### WORKING DATA

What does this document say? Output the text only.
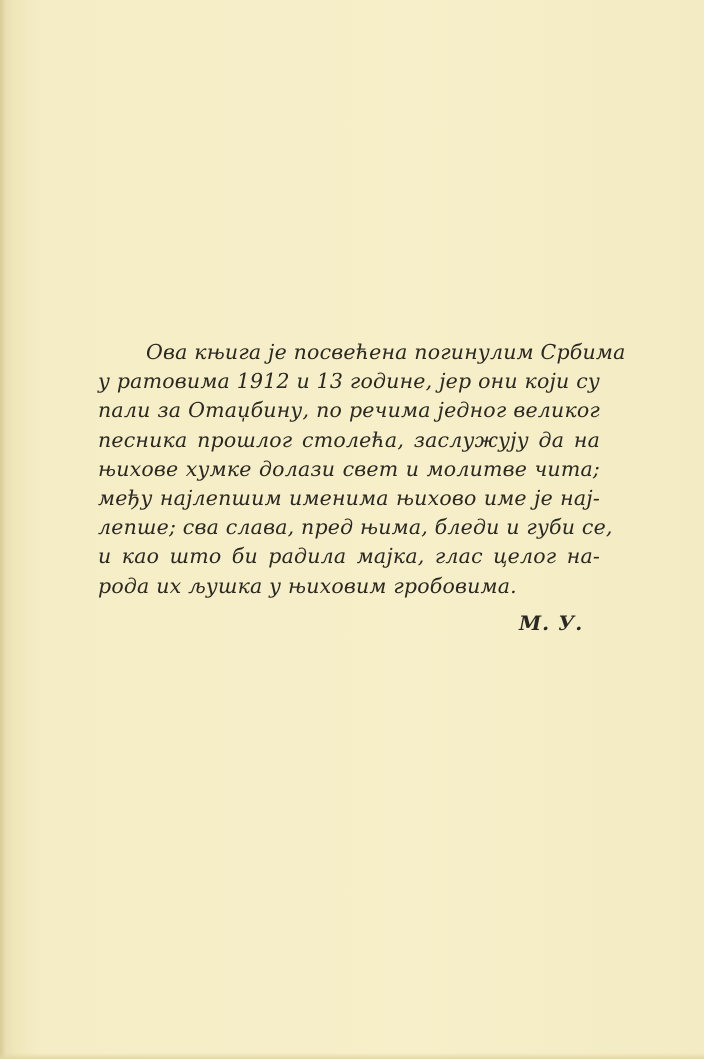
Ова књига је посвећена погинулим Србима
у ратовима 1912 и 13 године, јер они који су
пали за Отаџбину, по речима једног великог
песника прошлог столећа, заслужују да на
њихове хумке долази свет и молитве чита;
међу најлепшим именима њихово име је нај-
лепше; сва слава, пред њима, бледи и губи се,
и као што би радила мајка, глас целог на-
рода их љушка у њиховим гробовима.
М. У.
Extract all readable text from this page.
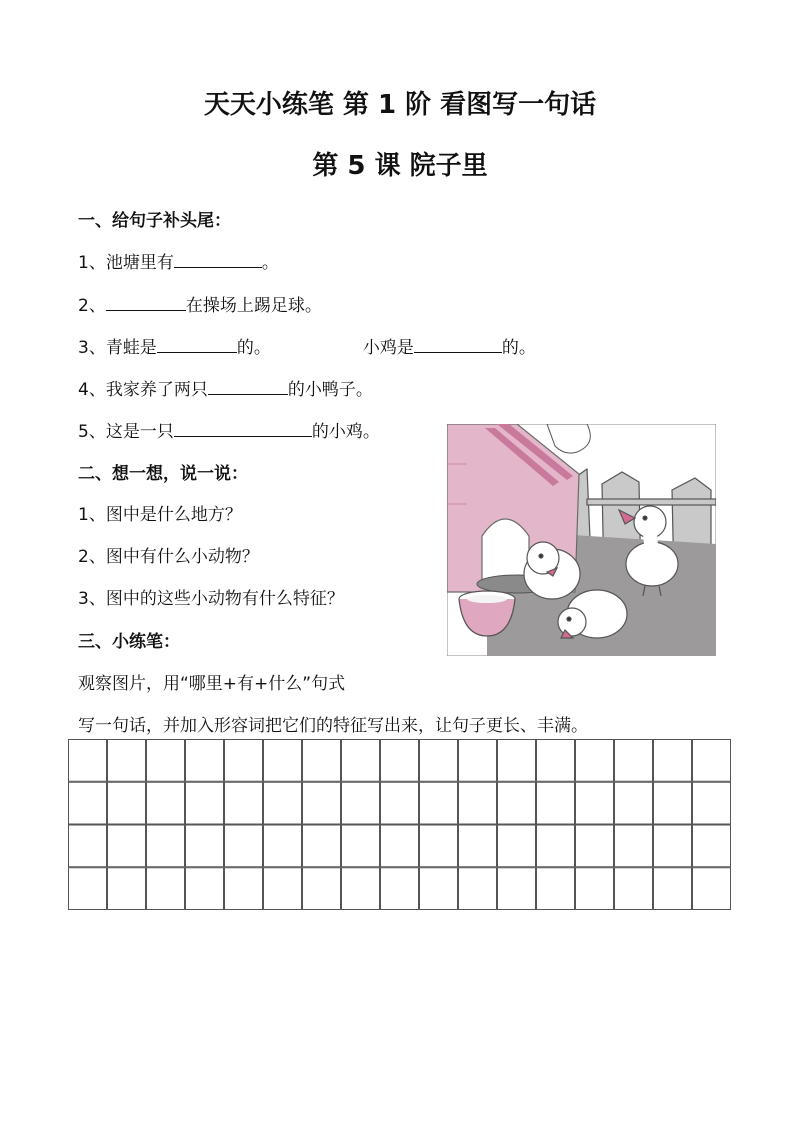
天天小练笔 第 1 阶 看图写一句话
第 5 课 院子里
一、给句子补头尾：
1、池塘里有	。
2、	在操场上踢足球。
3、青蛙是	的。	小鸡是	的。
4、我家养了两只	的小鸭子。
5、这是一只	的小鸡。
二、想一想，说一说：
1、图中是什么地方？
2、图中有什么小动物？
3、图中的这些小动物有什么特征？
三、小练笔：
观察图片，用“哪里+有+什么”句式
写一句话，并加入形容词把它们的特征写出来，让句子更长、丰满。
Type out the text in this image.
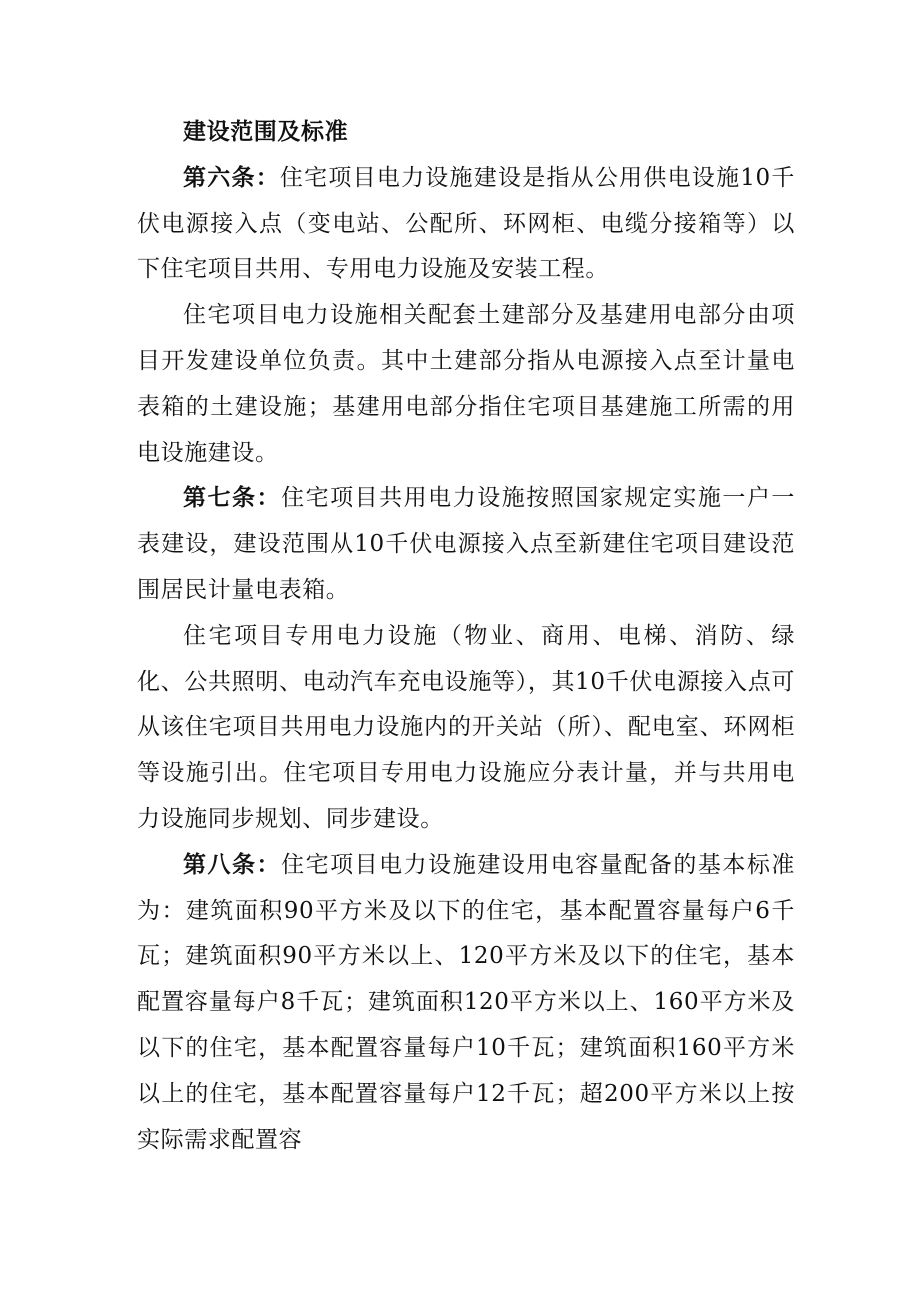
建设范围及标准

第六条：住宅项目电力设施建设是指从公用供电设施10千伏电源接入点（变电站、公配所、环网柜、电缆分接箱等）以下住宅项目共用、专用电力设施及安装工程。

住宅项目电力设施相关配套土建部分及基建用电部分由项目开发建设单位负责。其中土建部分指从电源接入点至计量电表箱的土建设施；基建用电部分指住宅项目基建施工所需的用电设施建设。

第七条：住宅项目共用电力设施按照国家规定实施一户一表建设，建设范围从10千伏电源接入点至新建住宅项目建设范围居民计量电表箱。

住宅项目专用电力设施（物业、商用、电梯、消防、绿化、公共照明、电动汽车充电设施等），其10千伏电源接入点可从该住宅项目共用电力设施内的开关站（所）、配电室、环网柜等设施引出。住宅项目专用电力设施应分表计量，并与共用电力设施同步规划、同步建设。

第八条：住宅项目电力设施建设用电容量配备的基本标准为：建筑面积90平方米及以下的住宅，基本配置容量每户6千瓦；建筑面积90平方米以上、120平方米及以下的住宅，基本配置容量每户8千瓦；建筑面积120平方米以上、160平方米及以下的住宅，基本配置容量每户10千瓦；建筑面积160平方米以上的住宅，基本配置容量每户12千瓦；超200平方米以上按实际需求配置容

######

** WHAT IS ASKED **
Up to and including the last line of the listing, starting at the line with "Type out the text in this image.", extract every line exactly and leave out the pictures.

** COMPLETE RESPONSE **
Type out the text in this image.
建设范围及标准

第六条：住宅项目电力设施建设是指从公用供电设施10千伏电源接入点（变电站、公配所、环网柜、电缆分接箱等）以下住宅项目共用、专用电力设施及安装工程。

住宅项目电力设施相关配套土建部分及基建用电部分由项目开发建设单位负责。其中土建部分指从电源接入点至计量电表箱的土建设施；基建用电部分指住宅项目基建施工所需的用电设施建设。

第七条：住宅项目共用电力设施按照国家规定实施一户一表建设，建设范围从10千伏电源接入点至新建住宅项目建设范围居民计量电表箱。

住宅项目专用电力设施（物业、商用、电梯、消防、绿化、公共照明、电动汽车充电设施等），其10千伏电源接入点可从该住宅项目共用电力设施内的开关站（所）、配电室、环网柜等设施引出。住宅项目专用电力设施应分表计量，并与共用电力设施同步规划、同步建设。

第八条：住宅项目电力设施建设用电容量配备的基本标准为：建筑面积90平方米及以下的住宅，基本配置容量每户6千瓦；建筑面积90平方米以上、120平方米及以下的住宅，基本配置容量每户8千瓦；建筑面积120平方米以上、160平方米及以下的住宅，基本配置容量每户10千瓦；建筑面积160平方米以上的住宅，基本配置容量每户12千瓦；超200平方米以上按实际需求配置容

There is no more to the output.